▶ **Dataset records**
────────

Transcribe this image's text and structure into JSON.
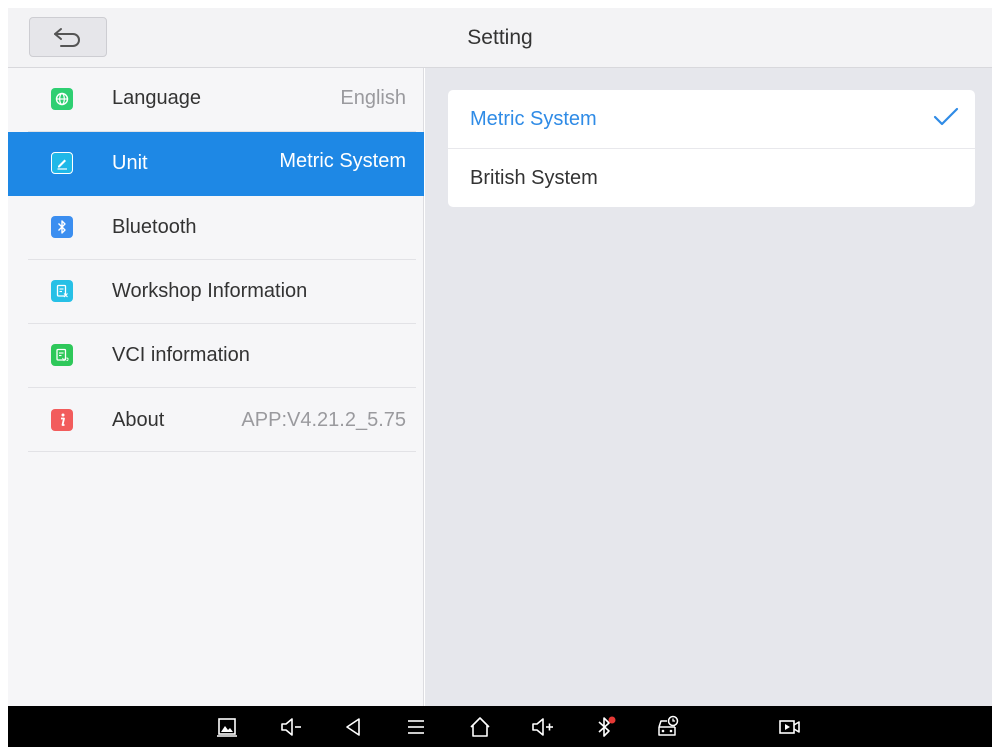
{
  "header": {
    "title": "Setting",
    "back_icon": "back-arrow-icon"
  },
  "menu": {
    "items": [
      {
        "label": "Language",
        "value": "English",
        "icon": "globe-icon",
        "icon_color": "#2ecf72",
        "selected": false
      },
      {
        "label": "Unit",
        "value": "Metric System",
        "icon": "pencil-icon",
        "icon_color": "#1fb8e8",
        "selected": true
      },
      {
        "label": "Bluetooth",
        "value": "",
        "icon": "bluetooth-icon",
        "icon_color": "#3b8ef0",
        "selected": false
      },
      {
        "label": "Workshop Information",
        "value": "",
        "icon": "workshop-doc-icon",
        "icon_color": "#27c0e6",
        "selected": false
      },
      {
        "label": "VCI information",
        "value": "",
        "icon": "vci-doc-icon",
        "icon_color": "#2ec85a",
        "selected": false
      },
      {
        "label": "About",
        "value": "APP:V4.21.2_5.75",
        "icon": "info-icon",
        "icon_color": "#f25c5c",
        "selected": false
      }
    ]
  },
  "unit_options": [
    {
      "label": "Metric System",
      "checked": true
    },
    {
      "label": "British System",
      "checked": false
    }
  ],
  "colors": {
    "accent": "#1e88e5",
    "checked_text": "#2f8be6",
    "bluetooth_alert": "#e53935"
  },
  "navbar": {
    "buttons": [
      "screenshot-icon",
      "volume-down-icon",
      "back-triangle-icon",
      "menu-icon",
      "home-icon",
      "volume-up-icon",
      "bluetooth-status-icon",
      "car-diagnostic-icon",
      "screen-record-icon"
    ]
  }
}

────────

Retype each line of the listing above word for word. Exclude the pictures.

Transcribe this image's text and structure into JSON.
{
  "header": {
    "title": "Setting",
    "back_icon": "back-arrow-icon"
  },
  "menu": {
    "items": [
      {
        "label": "Language",
        "value": "English",
        "icon": "globe-icon",
        "icon_color": "#2ecf72",
        "selected": false
      },
      {
        "label": "Unit",
        "value": "Metric System",
        "icon": "pencil-icon",
        "icon_color": "#1fb8e8",
        "selected": true
      },
      {
        "label": "Bluetooth",
        "value": "",
        "icon": "bluetooth-icon",
        "icon_color": "#3b8ef0",
        "selected": false
      },
      {
        "label": "Workshop Information",
        "value": "",
        "icon": "workshop-doc-icon",
        "icon_color": "#27c0e6",
        "selected": false
      },
      {
        "label": "VCI information",
        "value": "",
        "icon": "vci-doc-icon",
        "icon_color": "#2ec85a",
        "selected": false
      },
      {
        "label": "About",
        "value": "APP:V4.21.2_5.75",
        "icon": "info-icon",
        "icon_color": "#f25c5c",
        "selected": false
      }
    ]
  },
  "unit_options": [
    {
      "label": "Metric System",
      "checked": true
    },
    {
      "label": "British System",
      "checked": false
    }
  ],
  "colors": {
    "accent": "#1e88e5",
    "checked_text": "#2f8be6",
    "bluetooth_alert": "#e53935"
  },
  "navbar": {
    "buttons": [
      "screenshot-icon",
      "volume-down-icon",
      "back-triangle-icon",
      "menu-icon",
      "home-icon",
      "volume-up-icon",
      "bluetooth-status-icon",
      "car-diagnostic-icon",
      "screen-record-icon"
    ]
  }
}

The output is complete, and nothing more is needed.